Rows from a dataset
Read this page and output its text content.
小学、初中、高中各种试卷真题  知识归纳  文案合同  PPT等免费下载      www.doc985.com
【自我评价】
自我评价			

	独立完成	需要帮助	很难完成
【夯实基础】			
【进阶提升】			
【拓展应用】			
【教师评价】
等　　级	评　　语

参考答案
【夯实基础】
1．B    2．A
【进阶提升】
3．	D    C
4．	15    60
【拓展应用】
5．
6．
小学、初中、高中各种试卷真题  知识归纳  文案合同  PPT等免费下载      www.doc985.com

• What is asked:
Retype the whole listing above exactly.

• Exercise answer:
Read this page and output its text content.
小学、初中、高中各种试卷真题  知识归纳  文案合同  PPT等免费下载      www.doc985.com
【自我评价】
自我评价			

	独立完成	需要帮助	很难完成
【夯实基础】			
【进阶提升】			
【拓展应用】			
【教师评价】
等　　级	评　　语

参考答案
【夯实基础】
1．B    2．A
【进阶提升】
3．	D    C
4．	15    60
【拓展应用】
5．
6．
小学、初中、高中各种试卷真题  知识归纳  文案合同  PPT等免费下载      www.doc985.com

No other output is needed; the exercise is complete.